▸ DIRECTION
Do not carry the pictures over; copy every other part of the entries exactly.

▸ ENTRIES PROVIDED

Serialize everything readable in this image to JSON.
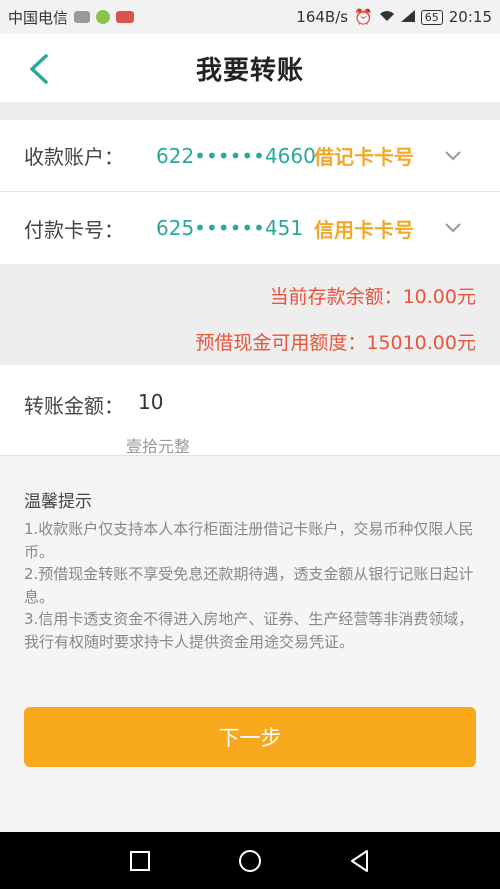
{
  "status_bar": {
    "carrier": "中国电信",
    "speed": "164B/s",
    "battery": "65",
    "time": "20:15"
  },
  "header": {
    "title": "我要转账"
  },
  "payee": {
    "label": "收款账户：",
    "number": "622••••••4660",
    "type": "借记卡卡号"
  },
  "payer": {
    "label": "付款卡号：",
    "number": "625••••••451",
    "type": "信用卡卡号"
  },
  "balance": {
    "deposit": "当前存款余额：10.00元",
    "cash_limit": "预借现金可用额度：15010.00元"
  },
  "amount": {
    "label": "转账金额：",
    "value": "10",
    "chinese": "壹拾元整"
  },
  "tips": {
    "title": "温馨提示",
    "items": [
      "1.收款账户仅支持本人本行柜面注册借记卡账户，交易币种仅限人民币。",
      "2.预借现金转账不享受免息还款期待遇，透支金额从银行记账日起计息。",
      "3.信用卡透支资金不得进入房地产、证券、生产经营等非消费领域，我行有权随时要求持卡人提供资金用途交易凭证。"
    ]
  },
  "buttons": {
    "next": "下一步"
  },
  "colors": {
    "accent": "#f8a81b",
    "teal": "#2aa89a",
    "red": "#e9543c",
    "card_type": "#f2a92a"
  }
}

▸ ANSWER TO THIS PROBLEM
Serialize everything readable in this image to JSON.
{
  "status_bar": {
    "carrier": "中国电信",
    "speed": "164B/s",
    "battery": "65",
    "time": "20:15"
  },
  "header": {
    "title": "我要转账"
  },
  "payee": {
    "label": "收款账户：",
    "number": "622••••••4660",
    "type": "借记卡卡号"
  },
  "payer": {
    "label": "付款卡号：",
    "number": "625••••••451",
    "type": "信用卡卡号"
  },
  "balance": {
    "deposit": "当前存款余额：10.00元",
    "cash_limit": "预借现金可用额度：15010.00元"
  },
  "amount": {
    "label": "转账金额：",
    "value": "10",
    "chinese": "壹拾元整"
  },
  "tips": {
    "title": "温馨提示",
    "items": [
      "1.收款账户仅支持本人本行柜面注册借记卡账户，交易币种仅限人民币。",
      "2.预借现金转账不享受免息还款期待遇，透支金额从银行记账日起计息。",
      "3.信用卡透支资金不得进入房地产、证券、生产经营等非消费领域，我行有权随时要求持卡人提供资金用途交易凭证。"
    ]
  },
  "buttons": {
    "next": "下一步"
  },
  "colors": {
    "accent": "#f8a81b",
    "teal": "#2aa89a",
    "red": "#e9543c",
    "card_type": "#f2a92a"
  }
}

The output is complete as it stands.